» Exercise: With the images removed, repeat the data below exactly.
----- Recorded data -----
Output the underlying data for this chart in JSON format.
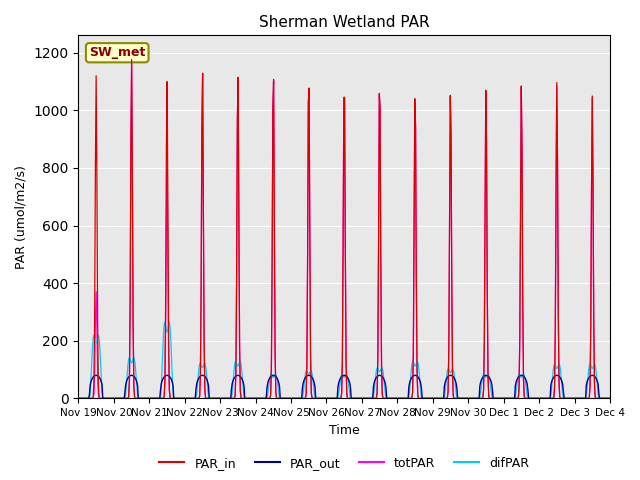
{
  "title": "Sherman Wetland PAR",
  "ylabel": "PAR (umol/m2/s)",
  "xlabel": "Time",
  "legend_label": "SW_met",
  "ylim": [
    0,
    1260
  ],
  "yticks": [
    0,
    200,
    400,
    600,
    800,
    1000,
    1200
  ],
  "xlim": [
    0,
    15
  ],
  "colors": {
    "PAR_in": "#dd0000",
    "PAR_out": "#000099",
    "totPAR": "#ff00ff",
    "difPAR": "#00ccff"
  },
  "legend_entries": [
    "PAR_in",
    "PAR_out",
    "totPAR",
    "difPAR"
  ],
  "bg_color": "#e8e8e8",
  "num_days": 15,
  "par_in_peaks": [
    1120,
    1180,
    1110,
    1150,
    1150,
    1160,
    1150,
    1140,
    1130,
    1090,
    1085,
    1090,
    1095,
    1100,
    1050
  ],
  "totpar_peaks": [
    370,
    1175,
    800,
    1150,
    1145,
    1155,
    1145,
    1135,
    1125,
    1085,
    1080,
    1085,
    1090,
    1090,
    1045
  ],
  "difpar_peaks": [
    340,
    220,
    410,
    190,
    200,
    130,
    150,
    130,
    165,
    200,
    160,
    130,
    130,
    185,
    185
  ],
  "parout_val": 80,
  "tick_labels": [
    "Nov 19",
    "Nov 20",
    "Nov 21",
    "Nov 22",
    "Nov 23",
    "Nov 24",
    "Nov 25",
    "Nov 26",
    "Nov 27",
    "Nov 28",
    "Nov 29",
    "Nov 30",
    "Dec 1",
    "Dec 2",
    "Dec 3",
    "Dec 4"
  ],
  "figsize": [
    6.4,
    4.8
  ],
  "dpi": 100
}
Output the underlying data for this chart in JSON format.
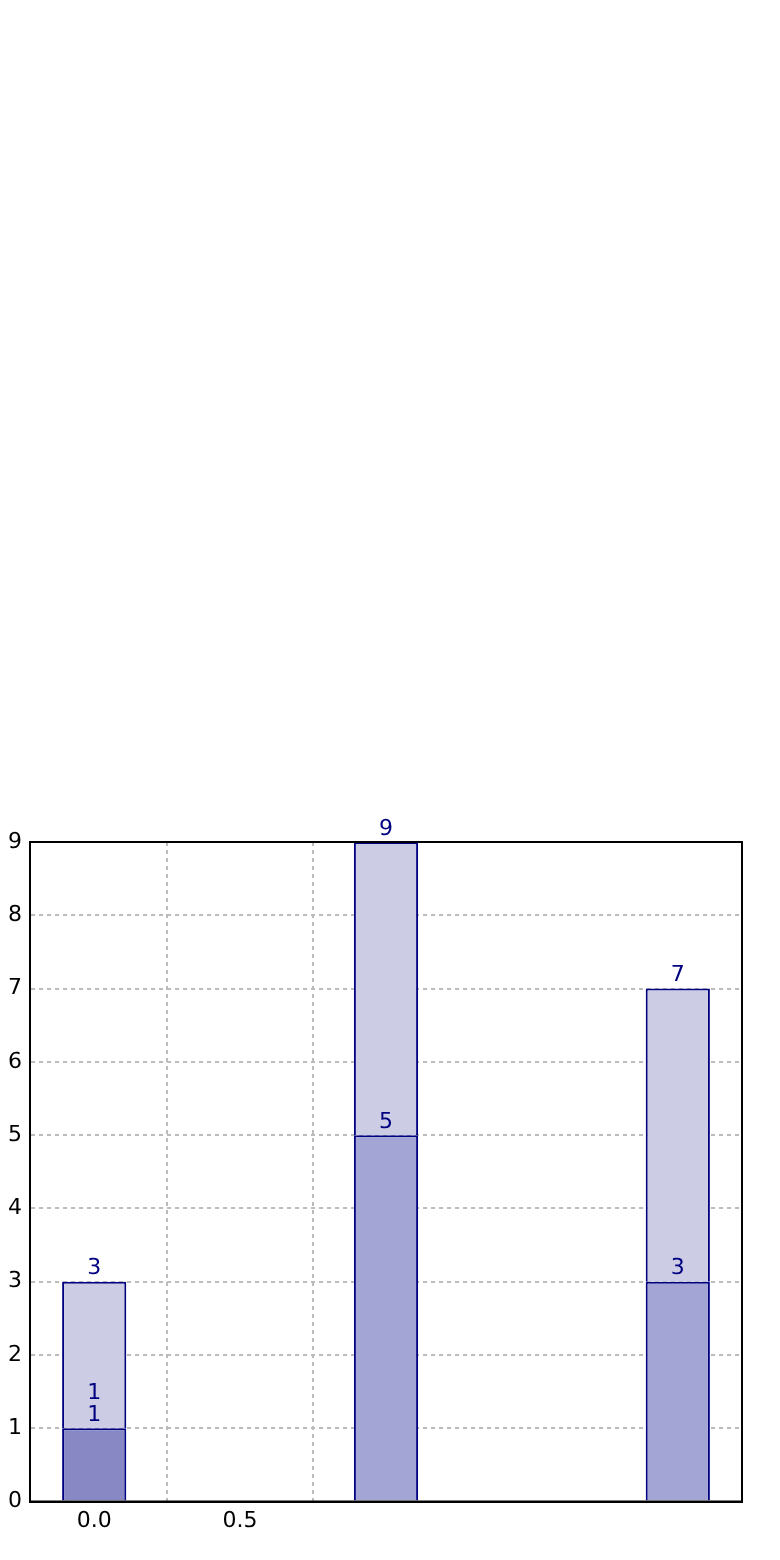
{
  "chart_data": {
    "type": "bar",
    "x": [
      0,
      1,
      2
    ],
    "stacked": true,
    "series": [
      {
        "colors": [
          "#8888c4",
          "#a3a6d4",
          "#a3a6d4"
        ],
        "values": [
          1,
          5,
          3
        ],
        "value_labels": [
          "1",
          "5",
          "3"
        ]
      },
      {
        "color": "#cccce4",
        "values": [
          2,
          4,
          4
        ]
      }
    ],
    "totals": [
      "3",
      "9",
      "7"
    ],
    "annotations": [
      {
        "text": "1",
        "x": 0,
        "y": 1
      }
    ],
    "xlim": [
      -0.22,
      2.22
    ],
    "xticks": [
      {
        "value": 0,
        "label": "0.0"
      },
      {
        "value": 0.5,
        "label": "0.5"
      }
    ],
    "ylim": [
      0,
      9
    ],
    "yticks": [
      0,
      1,
      2,
      3,
      4,
      5,
      6,
      7,
      8,
      9
    ],
    "grid": true
  }
}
-----
» Exercise solution:
Output the underlying data for this chart in JSON format.
{
  "title": "Sherman Wetland PAR",
  "ylabel": "PAR (umol/m2/s)",
  "xlabel": "Time",
  "legend_label": "SW_met",
  "ylim": [
    0,
    1260
  ],
  "yticks": [
    0,
    200,
    400,
    600,
    800,
    1000,
    1200
  ],
  "xlim": [
    0,
    15
  ],
  "colors": {
    "PAR_in": "#dd0000",
    "PAR_out": "#000099",
    "totPAR": "#ff00ff",
    "difPAR": "#00ccff"
  },
  "legend_entries": [
    "PAR_in",
    "PAR_out",
    "totPAR",
    "difPAR"
  ],
  "bg_color": "#e8e8e8",
  "num_days": 15,
  "par_in_peaks": [
    1120,
    1180,
    1110,
    1150,
    1150,
    1160,
    1150,
    1140,
    1130,
    1090,
    1085,
    1090,
    1095,
    1100,
    1050
  ],
  "totpar_peaks": [
    370,
    1175,
    800,
    1150,
    1145,
    1155,
    1145,
    1135,
    1125,
    1085,
    1080,
    1085,
    1090,
    1090,
    1045
  ],
  "difpar_peaks": [
    340,
    220,
    410,
    190,
    200,
    130,
    150,
    130,
    165,
    200,
    160,
    130,
    130,
    185,
    185
  ],
  "parout_val": 80,
  "tick_labels": [
    "Nov 19",
    "Nov 20",
    "Nov 21",
    "Nov 22",
    "Nov 23",
    "Nov 24",
    "Nov 25",
    "Nov 26",
    "Nov 27",
    "Nov 28",
    "Nov 29",
    "Nov 30",
    "Dec 1",
    "Dec 2",
    "Dec 3",
    "Dec 4"
  ],
  "figsize": [
    6.4,
    4.8
  ],
  "dpi": 100
}
Output the underlying data for this chart in JSON format.
{
  "chart_data": {
    "type": "bar",
    "x": [
      0,
      1,
      2
    ],
    "stacked": true,
    "series": [
      {
        "colors": [
          "#8888c4",
          "#a3a6d4",
          "#a3a6d4"
        ],
        "values": [
          1,
          5,
          3
        ],
        "value_labels": [
          "1",
          "5",
          "3"
        ]
      },
      {
        "color": "#cccce4",
        "values": [
          2,
          4,
          4
        ]
      }
    ],
    "totals": [
      "3",
      "9",
      "7"
    ],
    "annotations": [
      {
        "text": "1",
        "x": 0,
        "y": 1
      }
    ],
    "xlim": [
      -0.22,
      2.22
    ],
    "xticks": [
      {
        "value": 0,
        "label": "0.0"
      },
      {
        "value": 0.5,
        "label": "0.5"
      }
    ],
    "ylim": [
      0,
      9
    ],
    "yticks": [
      0,
      1,
      2,
      3,
      4,
      5,
      6,
      7,
      8,
      9
    ],
    "grid": true
  }
}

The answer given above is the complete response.